OBJECTIVE: Select, from the data, each line where "updated" occurs.

MATERIAL SUPPLIED:
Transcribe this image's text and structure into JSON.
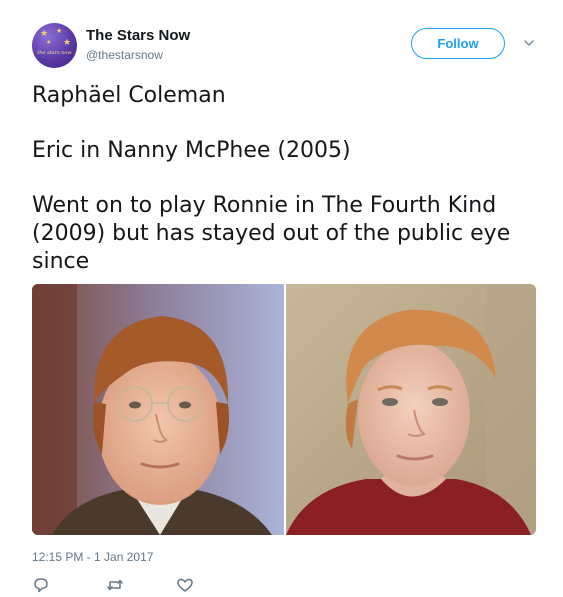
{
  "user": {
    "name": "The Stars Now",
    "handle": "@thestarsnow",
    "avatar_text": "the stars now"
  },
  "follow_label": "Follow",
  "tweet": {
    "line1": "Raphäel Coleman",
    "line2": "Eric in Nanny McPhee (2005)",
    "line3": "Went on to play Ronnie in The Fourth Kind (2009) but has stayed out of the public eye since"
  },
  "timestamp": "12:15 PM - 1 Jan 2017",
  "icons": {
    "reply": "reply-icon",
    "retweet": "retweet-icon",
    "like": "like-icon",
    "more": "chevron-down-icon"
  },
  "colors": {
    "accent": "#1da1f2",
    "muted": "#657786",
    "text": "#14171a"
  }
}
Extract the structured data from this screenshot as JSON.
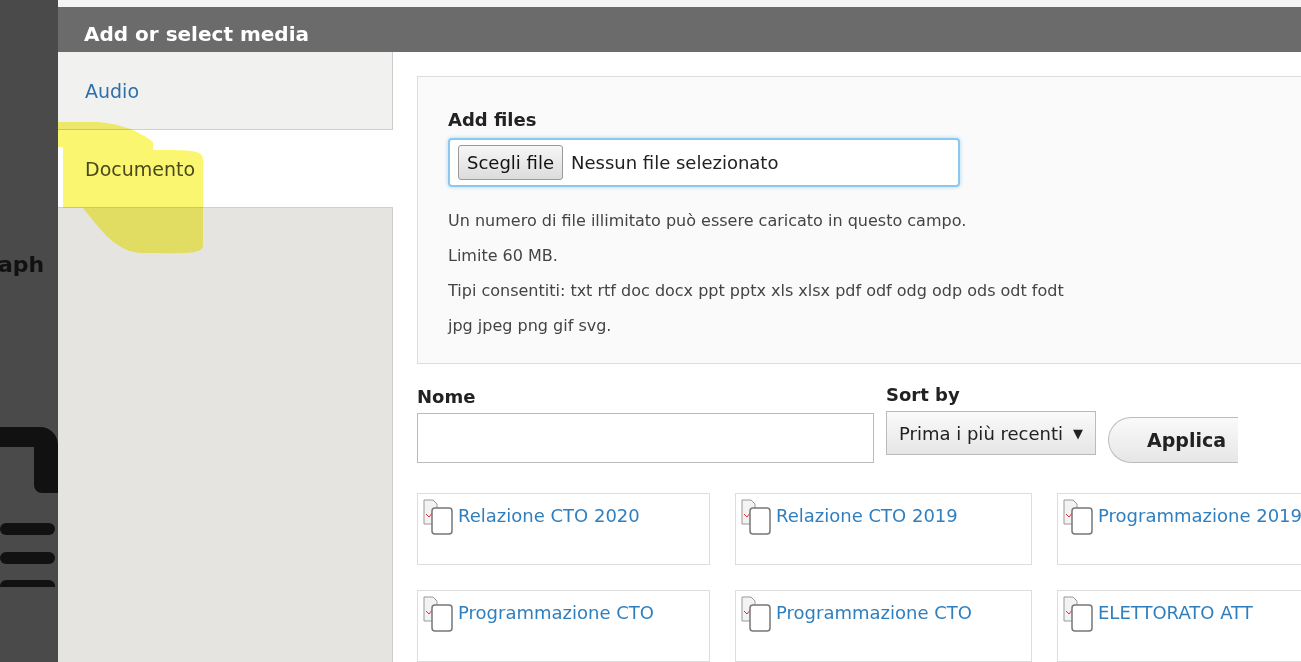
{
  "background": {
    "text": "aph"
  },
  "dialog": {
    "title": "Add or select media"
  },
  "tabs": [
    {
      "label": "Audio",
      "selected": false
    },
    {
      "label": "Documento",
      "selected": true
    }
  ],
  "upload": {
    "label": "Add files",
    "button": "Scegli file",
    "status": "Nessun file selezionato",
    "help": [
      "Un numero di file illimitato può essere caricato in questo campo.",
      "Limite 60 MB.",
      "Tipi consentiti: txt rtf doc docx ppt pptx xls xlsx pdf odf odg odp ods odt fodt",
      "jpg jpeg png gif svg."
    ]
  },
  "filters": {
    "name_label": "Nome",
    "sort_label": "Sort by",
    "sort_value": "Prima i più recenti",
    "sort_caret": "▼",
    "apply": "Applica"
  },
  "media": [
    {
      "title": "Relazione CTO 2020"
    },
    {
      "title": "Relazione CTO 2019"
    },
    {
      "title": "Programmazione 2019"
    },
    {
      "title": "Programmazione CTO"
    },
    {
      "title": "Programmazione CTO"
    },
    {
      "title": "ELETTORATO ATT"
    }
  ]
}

--

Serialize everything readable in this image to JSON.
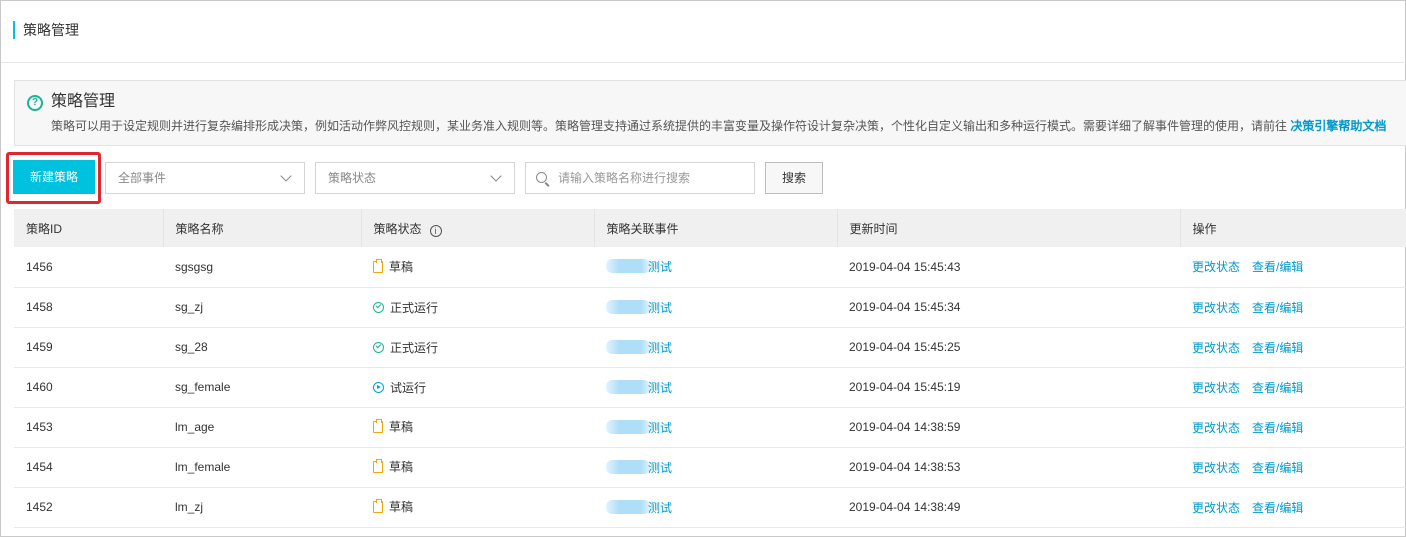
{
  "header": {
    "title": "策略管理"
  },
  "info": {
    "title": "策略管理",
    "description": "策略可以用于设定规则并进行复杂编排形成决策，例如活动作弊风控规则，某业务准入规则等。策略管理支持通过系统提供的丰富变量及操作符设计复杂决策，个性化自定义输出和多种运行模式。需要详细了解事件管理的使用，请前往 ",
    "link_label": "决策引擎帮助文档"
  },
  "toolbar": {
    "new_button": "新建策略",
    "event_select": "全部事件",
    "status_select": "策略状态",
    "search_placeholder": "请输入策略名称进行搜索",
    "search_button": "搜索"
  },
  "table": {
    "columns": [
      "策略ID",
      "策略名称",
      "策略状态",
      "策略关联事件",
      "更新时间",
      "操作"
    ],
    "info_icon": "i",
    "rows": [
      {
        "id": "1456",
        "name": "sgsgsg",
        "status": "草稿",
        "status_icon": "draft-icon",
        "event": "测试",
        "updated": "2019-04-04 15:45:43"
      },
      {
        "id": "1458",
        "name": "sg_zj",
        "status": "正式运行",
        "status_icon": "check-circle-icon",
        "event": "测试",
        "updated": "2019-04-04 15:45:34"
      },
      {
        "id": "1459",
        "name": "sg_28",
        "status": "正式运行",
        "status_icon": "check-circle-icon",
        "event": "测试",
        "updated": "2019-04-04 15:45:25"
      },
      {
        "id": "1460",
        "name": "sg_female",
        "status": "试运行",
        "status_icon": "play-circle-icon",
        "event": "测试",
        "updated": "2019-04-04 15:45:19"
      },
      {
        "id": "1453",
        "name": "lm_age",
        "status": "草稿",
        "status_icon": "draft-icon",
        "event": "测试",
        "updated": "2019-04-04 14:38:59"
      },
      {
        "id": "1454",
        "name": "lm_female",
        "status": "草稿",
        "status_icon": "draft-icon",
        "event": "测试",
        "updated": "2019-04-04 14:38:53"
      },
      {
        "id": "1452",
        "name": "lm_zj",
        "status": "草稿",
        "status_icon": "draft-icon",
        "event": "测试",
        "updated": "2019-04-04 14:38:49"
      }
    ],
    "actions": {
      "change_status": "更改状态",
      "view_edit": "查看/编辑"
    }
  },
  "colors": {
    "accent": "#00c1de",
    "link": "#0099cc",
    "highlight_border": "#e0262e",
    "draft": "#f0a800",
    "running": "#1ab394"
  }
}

EXPECTED ANSWER:
        "updated": "2019-04-04 15:45:43"
        "updated": "2019-04-04 15:45:34"
        "updated": "2019-04-04 15:45:25"
        "updated": "2019-04-04 15:45:19"
        "updated": "2019-04-04 14:38:59"
        "updated": "2019-04-04 14:38:53"
        "updated": "2019-04-04 14:38:49"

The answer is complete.